Your instructions:
Can you write out all of the material below, word for word?

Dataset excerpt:

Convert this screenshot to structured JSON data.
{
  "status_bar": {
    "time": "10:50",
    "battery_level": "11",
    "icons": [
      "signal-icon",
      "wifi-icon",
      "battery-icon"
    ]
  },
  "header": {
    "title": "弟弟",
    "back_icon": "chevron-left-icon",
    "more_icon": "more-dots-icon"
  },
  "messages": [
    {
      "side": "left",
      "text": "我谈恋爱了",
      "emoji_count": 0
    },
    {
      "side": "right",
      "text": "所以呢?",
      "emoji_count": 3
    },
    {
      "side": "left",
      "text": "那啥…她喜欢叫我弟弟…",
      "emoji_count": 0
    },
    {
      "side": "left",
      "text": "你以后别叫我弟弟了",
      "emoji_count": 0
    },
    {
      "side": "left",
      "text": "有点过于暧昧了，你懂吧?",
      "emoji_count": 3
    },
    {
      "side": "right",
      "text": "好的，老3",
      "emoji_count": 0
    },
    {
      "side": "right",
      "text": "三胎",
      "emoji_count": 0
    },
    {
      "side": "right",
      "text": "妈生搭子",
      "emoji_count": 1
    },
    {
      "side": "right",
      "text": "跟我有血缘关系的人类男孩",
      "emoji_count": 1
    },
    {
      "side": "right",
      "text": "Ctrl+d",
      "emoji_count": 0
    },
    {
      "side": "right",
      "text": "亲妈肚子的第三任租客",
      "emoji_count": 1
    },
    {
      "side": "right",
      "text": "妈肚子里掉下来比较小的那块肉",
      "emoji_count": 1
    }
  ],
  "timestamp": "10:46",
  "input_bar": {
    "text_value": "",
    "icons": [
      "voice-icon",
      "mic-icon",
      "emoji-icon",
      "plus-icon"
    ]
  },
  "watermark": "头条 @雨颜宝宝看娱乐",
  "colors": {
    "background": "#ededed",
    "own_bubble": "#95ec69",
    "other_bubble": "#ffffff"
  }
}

Task result:
Convert this screenshot to structured JSON data.
{
  "status_bar": {
    "time": "10:50",
    "battery_level": "11",
    "icons": [
      "signal-icon",
      "wifi-icon",
      "battery-icon"
    ]
  },
  "header": {
    "title": "弟弟",
    "back_icon": "chevron-left-icon",
    "more_icon": "more-dots-icon"
  },
  "messages": [
    {
      "side": "left",
      "text": "我谈恋爱了",
      "emoji_count": 0
    },
    {
      "side": "right",
      "text": "所以呢?",
      "emoji_count": 3
    },
    {
      "side": "left",
      "text": "那啥…她喜欢叫我弟弟…",
      "emoji_count": 0
    },
    {
      "side": "left",
      "text": "你以后别叫我弟弟了",
      "emoji_count": 0
    },
    {
      "side": "left",
      "text": "有点过于暧昧了，你懂吧?",
      "emoji_count": 3
    },
    {
      "side": "right",
      "text": "好的，老3",
      "emoji_count": 0
    },
    {
      "side": "right",
      "text": "三胎",
      "emoji_count": 0
    },
    {
      "side": "right",
      "text": "妈生搭子",
      "emoji_count": 1
    },
    {
      "side": "right",
      "text": "跟我有血缘关系的人类男孩",
      "emoji_count": 1
    },
    {
      "side": "right",
      "text": "Ctrl+d",
      "emoji_count": 0
    },
    {
      "side": "right",
      "text": "亲妈肚子的第三任租客",
      "emoji_count": 1
    },
    {
      "side": "right",
      "text": "妈肚子里掉下来比较小的那块肉",
      "emoji_count": 1
    }
  ],
  "timestamp": "10:46",
  "input_bar": {
    "text_value": "",
    "icons": [
      "voice-icon",
      "mic-icon",
      "emoji-icon",
      "plus-icon"
    ]
  },
  "watermark": "头条 @雨颜宝宝看娱乐",
  "colors": {
    "background": "#ededed",
    "own_bubble": "#95ec69",
    "other_bubble": "#ffffff"
  }
}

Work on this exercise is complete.